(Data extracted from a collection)
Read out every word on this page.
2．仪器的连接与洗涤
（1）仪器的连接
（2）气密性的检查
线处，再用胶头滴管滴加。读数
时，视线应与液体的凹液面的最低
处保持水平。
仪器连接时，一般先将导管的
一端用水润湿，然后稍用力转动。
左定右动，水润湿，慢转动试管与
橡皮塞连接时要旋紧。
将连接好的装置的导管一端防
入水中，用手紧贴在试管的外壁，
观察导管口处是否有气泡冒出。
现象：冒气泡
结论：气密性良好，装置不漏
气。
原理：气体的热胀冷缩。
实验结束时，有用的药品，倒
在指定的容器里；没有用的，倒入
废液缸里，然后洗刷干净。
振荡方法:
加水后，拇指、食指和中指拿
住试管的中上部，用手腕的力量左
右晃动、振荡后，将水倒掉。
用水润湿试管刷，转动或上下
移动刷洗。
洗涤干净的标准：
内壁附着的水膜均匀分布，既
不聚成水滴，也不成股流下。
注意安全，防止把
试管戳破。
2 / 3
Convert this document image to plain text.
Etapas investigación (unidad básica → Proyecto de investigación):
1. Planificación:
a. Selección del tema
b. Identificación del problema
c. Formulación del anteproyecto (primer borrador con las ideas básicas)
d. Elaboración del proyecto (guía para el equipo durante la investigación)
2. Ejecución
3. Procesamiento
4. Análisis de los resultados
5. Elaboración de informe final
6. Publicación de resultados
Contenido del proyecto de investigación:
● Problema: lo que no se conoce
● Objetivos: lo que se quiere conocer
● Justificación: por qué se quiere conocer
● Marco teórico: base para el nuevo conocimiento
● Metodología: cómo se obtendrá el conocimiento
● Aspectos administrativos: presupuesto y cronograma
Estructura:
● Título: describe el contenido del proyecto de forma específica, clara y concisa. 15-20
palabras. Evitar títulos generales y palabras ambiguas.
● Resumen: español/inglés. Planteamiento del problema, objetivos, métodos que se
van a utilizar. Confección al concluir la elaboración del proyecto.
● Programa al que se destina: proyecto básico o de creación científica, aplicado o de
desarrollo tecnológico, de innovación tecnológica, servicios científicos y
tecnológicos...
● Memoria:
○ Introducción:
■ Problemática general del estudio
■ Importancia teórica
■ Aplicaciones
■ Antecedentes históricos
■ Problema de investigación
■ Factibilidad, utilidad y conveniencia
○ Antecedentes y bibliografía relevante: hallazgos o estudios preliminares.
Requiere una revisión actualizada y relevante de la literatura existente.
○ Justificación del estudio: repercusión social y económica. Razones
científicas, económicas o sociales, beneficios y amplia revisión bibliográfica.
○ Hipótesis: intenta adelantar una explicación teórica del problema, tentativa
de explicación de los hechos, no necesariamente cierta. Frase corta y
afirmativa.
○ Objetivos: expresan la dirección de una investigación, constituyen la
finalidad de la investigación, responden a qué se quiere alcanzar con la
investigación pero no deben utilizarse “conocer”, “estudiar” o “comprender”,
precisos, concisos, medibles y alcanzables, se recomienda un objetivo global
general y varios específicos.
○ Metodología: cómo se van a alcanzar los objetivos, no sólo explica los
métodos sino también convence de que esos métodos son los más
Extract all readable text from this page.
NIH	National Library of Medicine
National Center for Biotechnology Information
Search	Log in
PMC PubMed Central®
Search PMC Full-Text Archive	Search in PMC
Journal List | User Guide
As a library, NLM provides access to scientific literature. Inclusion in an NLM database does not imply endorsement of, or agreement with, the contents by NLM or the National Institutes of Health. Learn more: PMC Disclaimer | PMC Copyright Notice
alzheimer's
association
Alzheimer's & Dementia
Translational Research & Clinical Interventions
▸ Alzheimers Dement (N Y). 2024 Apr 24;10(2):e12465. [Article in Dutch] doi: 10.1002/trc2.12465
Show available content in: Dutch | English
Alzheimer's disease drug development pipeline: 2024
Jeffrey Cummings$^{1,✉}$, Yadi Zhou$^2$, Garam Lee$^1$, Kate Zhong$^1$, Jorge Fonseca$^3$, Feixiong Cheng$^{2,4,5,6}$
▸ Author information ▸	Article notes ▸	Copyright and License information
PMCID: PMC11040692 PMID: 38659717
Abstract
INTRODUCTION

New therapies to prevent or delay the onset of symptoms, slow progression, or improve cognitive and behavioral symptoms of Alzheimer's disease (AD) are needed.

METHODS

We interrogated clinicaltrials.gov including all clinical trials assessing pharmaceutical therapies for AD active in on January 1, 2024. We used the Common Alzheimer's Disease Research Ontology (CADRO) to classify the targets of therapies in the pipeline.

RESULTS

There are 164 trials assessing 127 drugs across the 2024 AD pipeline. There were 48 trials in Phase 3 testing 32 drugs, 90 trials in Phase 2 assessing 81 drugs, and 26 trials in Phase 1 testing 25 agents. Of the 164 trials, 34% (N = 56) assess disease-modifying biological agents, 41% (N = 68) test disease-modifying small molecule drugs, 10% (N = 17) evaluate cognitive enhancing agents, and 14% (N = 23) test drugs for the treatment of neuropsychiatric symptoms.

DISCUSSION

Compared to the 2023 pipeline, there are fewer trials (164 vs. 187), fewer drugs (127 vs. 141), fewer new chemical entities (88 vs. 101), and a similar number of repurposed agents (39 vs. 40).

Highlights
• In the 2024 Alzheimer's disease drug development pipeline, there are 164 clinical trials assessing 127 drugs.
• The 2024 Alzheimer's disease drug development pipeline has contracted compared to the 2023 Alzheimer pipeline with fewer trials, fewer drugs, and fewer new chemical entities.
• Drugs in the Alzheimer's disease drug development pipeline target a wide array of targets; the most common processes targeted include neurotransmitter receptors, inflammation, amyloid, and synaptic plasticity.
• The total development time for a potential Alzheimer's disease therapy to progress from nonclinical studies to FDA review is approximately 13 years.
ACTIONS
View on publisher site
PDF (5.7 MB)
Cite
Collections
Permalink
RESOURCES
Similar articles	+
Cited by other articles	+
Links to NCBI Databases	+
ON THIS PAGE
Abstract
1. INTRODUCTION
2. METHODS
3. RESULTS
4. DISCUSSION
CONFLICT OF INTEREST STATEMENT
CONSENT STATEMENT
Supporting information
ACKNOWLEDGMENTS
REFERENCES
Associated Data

▶ TASK INSTRUCTIONS: Extract from the material all lines containing the string "trials".

▶ SOLUTION TO THE EXERCISE:
We interrogated clinicaltrials.gov including all clinical trials assessing pharmaceutical therapies for AD active in on January 1, 2024. We used the Common Alzheimer's Disease Research Ontology (CADRO) to classify the targets of therapies in the pipeline.
There are 164 trials assessing 127 drugs across the 2024 AD pipeline. There were 48 trials in Phase 3 testing 32 drugs, 90 trials in Phase 2 assessing 81 drugs, and 26 trials in Phase 1 testing 25 agents. Of the 164 trials, 34% (N = 56) assess disease-modifying biological agents, 41% (N = 68) test disease-modifying small molecule drugs, 10% (N = 17) evaluate cognitive enhancing agents, and 14% (N = 23) test drugs for the treatment of neuropsychiatric symptoms.
Compared to the 2023 pipeline, there are fewer trials (164 vs. 187), fewer drugs (127 vs. 141), fewer new chemical entities (88 vs. 101), and a similar number of repurposed agents (39 vs. 40).
• In the 2024 Alzheimer's disease drug development pipeline, there are 164 clinical trials assessing 127 drugs.
• The 2024 Alzheimer's disease drug development pipeline has contracted compared to the 2023 Alzheimer pipeline with fewer trials, fewer drugs, and fewer new chemical entities.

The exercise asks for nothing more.